====== INPUT MATERIAL

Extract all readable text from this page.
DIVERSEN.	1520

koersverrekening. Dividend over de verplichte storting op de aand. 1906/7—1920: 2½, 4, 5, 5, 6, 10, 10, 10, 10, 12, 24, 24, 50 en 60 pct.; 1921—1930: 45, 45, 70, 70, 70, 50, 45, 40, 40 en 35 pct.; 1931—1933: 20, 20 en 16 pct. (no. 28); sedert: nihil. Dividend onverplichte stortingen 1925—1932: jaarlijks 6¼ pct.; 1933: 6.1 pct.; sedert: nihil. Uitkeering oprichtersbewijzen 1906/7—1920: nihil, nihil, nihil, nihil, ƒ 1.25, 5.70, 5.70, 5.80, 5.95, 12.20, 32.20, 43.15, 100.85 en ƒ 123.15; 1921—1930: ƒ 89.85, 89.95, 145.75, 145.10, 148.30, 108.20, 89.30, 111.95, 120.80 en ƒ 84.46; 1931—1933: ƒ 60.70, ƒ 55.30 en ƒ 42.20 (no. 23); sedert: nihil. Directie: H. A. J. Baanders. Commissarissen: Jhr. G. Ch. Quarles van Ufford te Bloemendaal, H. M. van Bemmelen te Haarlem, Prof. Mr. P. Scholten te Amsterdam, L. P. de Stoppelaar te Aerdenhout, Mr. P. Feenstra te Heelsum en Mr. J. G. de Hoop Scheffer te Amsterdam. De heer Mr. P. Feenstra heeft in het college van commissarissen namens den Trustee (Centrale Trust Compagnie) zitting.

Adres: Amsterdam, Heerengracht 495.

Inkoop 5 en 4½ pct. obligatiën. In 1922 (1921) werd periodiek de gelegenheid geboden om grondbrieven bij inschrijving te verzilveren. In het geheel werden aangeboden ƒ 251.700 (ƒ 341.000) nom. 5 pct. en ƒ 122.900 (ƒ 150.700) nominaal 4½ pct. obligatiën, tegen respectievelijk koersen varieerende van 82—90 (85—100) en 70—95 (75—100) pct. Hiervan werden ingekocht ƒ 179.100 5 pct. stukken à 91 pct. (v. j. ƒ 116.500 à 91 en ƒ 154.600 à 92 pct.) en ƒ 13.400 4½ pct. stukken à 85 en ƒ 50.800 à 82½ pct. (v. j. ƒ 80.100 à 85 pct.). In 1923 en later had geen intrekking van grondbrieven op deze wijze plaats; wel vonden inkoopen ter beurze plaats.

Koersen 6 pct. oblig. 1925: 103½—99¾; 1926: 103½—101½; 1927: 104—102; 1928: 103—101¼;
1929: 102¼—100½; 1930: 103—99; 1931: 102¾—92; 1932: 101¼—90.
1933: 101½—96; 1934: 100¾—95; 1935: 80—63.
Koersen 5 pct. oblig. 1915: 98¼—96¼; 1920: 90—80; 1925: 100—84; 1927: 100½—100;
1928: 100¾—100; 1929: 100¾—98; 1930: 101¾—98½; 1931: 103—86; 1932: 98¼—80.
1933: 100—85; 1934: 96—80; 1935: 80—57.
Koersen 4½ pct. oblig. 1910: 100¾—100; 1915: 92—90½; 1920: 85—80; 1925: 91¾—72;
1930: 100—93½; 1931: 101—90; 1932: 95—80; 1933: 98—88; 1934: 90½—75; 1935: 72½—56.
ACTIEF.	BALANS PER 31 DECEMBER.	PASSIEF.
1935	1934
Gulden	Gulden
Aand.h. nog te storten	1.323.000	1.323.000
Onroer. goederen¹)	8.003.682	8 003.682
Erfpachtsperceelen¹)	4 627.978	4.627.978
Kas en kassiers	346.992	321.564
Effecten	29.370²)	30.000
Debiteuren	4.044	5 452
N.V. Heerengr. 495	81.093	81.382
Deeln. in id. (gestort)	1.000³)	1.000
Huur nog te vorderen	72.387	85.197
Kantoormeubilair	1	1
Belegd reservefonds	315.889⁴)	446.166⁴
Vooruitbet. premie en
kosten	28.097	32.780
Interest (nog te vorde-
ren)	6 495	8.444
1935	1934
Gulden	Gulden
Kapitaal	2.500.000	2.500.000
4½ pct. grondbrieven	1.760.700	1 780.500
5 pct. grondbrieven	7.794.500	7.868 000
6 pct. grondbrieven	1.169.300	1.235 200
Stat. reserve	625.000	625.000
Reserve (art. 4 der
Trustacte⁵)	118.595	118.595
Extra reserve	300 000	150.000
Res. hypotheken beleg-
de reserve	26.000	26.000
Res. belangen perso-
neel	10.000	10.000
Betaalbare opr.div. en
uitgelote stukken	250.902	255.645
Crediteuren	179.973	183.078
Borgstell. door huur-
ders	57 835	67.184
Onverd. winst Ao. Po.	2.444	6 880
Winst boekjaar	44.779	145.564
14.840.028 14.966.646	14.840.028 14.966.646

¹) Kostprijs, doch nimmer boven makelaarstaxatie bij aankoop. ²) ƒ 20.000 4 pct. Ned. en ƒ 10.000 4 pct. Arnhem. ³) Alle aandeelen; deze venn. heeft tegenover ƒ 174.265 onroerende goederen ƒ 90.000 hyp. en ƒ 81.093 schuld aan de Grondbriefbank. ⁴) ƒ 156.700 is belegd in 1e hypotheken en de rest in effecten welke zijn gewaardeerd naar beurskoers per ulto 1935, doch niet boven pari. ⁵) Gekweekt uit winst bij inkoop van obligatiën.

============

◆ YOUR INSTRUCTIONS ◆
Copy every record exactly as presented.

◆ REPLY ◆
Extract all readable text from this page.
DIVERSEN.	1520

koersverrekening. Dividend over de verplichte storting op de aand. 1906/7—1920: 2½, 4, 5, 5, 6, 10, 10, 10, 10, 12, 24, 24, 50 en 60 pct.; 1921—1930: 45, 45, 70, 70, 70, 50, 45, 40, 40 en 35 pct.; 1931—1933: 20, 20 en 16 pct. (no. 28); sedert: nihil. Dividend onverplichte stortingen 1925—1932: jaarlijks 6¼ pct.; 1933: 6.1 pct.; sedert: nihil. Uitkeering oprichtersbewijzen 1906/7—1920: nihil, nihil, nihil, nihil, ƒ 1.25, 5.70, 5.70, 5.80, 5.95, 12.20, 32.20, 43.15, 100.85 en ƒ 123.15; 1921—1930: ƒ 89.85, 89.95, 145.75, 145.10, 148.30, 108.20, 89.30, 111.95, 120.80 en ƒ 84.46; 1931—1933: ƒ 60.70, ƒ 55.30 en ƒ 42.20 (no. 23); sedert: nihil. Directie: H. A. J. Baanders. Commissarissen: Jhr. G. Ch. Quarles van Ufford te Bloemendaal, H. M. van Bemmelen te Haarlem, Prof. Mr. P. Scholten te Amsterdam, L. P. de Stoppelaar te Aerdenhout, Mr. P. Feenstra te Heelsum en Mr. J. G. de Hoop Scheffer te Amsterdam. De heer Mr. P. Feenstra heeft in het college van commissarissen namens den Trustee (Centrale Trust Compagnie) zitting.

Adres: Amsterdam, Heerengracht 495.

Inkoop 5 en 4½ pct. obligatiën. In 1922 (1921) werd periodiek de gelegenheid geboden om grondbrieven bij inschrijving te verzilveren. In het geheel werden aangeboden ƒ 251.700 (ƒ 341.000) nom. 5 pct. en ƒ 122.900 (ƒ 150.700) nominaal 4½ pct. obligatiën, tegen respectievelijk koersen varieerende van 82—90 (85—100) en 70—95 (75—100) pct. Hiervan werden ingekocht ƒ 179.100 5 pct. stukken à 91 pct. (v. j. ƒ 116.500 à 91 en ƒ 154.600 à 92 pct.) en ƒ 13.400 4½ pct. stukken à 85 en ƒ 50.800 à 82½ pct. (v. j. ƒ 80.100 à 85 pct.). In 1923 en later had geen intrekking van grondbrieven op deze wijze plaats; wel vonden inkoopen ter beurze plaats.

Koersen 6 pct. oblig. 1925: 103½—99¾; 1926: 103½—101½; 1927: 104—102; 1928: 103—101¼;
1929: 102¼—100½; 1930: 103—99; 1931: 102¾—92; 1932: 101¼—90.
1933: 101½—96; 1934: 100¾—95; 1935: 80—63.
Koersen 5 pct. oblig. 1915: 98¼—96¼; 1920: 90—80; 1925: 100—84; 1927: 100½—100;
1928: 100¾—100; 1929: 100¾—98; 1930: 101¾—98½; 1931: 103—86; 1932: 98¼—80.
1933: 100—85; 1934: 96—80; 1935: 80—57.
Koersen 4½ pct. oblig. 1910: 100¾—100; 1915: 92—90½; 1920: 85—80; 1925: 91¾—72;
1930: 100—93½; 1931: 101—90; 1932: 95—80; 1933: 98—88; 1934: 90½—75; 1935: 72½—56.
ACTIEF.	BALANS PER 31 DECEMBER.	PASSIEF.
1935	1934
Gulden	Gulden
Aand.h. nog te storten	1.323.000	1.323.000
Onroer. goederen¹)	8.003.682	8 003.682
Erfpachtsperceelen¹)	4 627.978	4.627.978
Kas en kassiers	346.992	321.564
Effecten	29.370²)	30.000
Debiteuren	4.044	5 452
N.V. Heerengr. 495	81.093	81.382
Deeln. in id. (gestort)	1.000³)	1.000
Huur nog te vorderen	72.387	85.197
Kantoormeubilair	1	1
Belegd reservefonds	315.889⁴)	446.166⁴
Vooruitbet. premie en
kosten	28.097	32.780
Interest (nog te vorde-
ren)	6 495	8.444
1935	1934
Gulden	Gulden
Kapitaal	2.500.000	2.500.000
4½ pct. grondbrieven	1.760.700	1 780.500
5 pct. grondbrieven	7.794.500	7.868 000
6 pct. grondbrieven	1.169.300	1.235 200
Stat. reserve	625.000	625.000
Reserve (art. 4 der
Trustacte⁵)	118.595	118.595
Extra reserve	300 000	150.000
Res. hypotheken beleg-
de reserve	26.000	26.000
Res. belangen perso-
neel	10.000	10.000
Betaalbare opr.div. en
uitgelote stukken	250.902	255.645
Crediteuren	179.973	183.078
Borgstell. door huur-
ders	57 835	67.184
Onverd. winst Ao. Po.	2.444	6 880
Winst boekjaar	44.779	145.564
14.840.028 14.966.646	14.840.028 14.966.646

¹) Kostprijs, doch nimmer boven makelaarstaxatie bij aankoop. ²) ƒ 20.000 4 pct. Ned. en ƒ 10.000 4 pct. Arnhem. ³) Alle aandeelen; deze venn. heeft tegenover ƒ 174.265 onroerende goederen ƒ 90.000 hyp. en ƒ 81.093 schuld aan de Grondbriefbank. ⁴) ƒ 156.700 is belegd in 1e hypotheken en de rest in effecten welke zijn gewaardeerd naar beurskoers per ulto 1935, doch niet boven pari. ⁵) Gekweekt uit winst bij inkoop van obligatiën.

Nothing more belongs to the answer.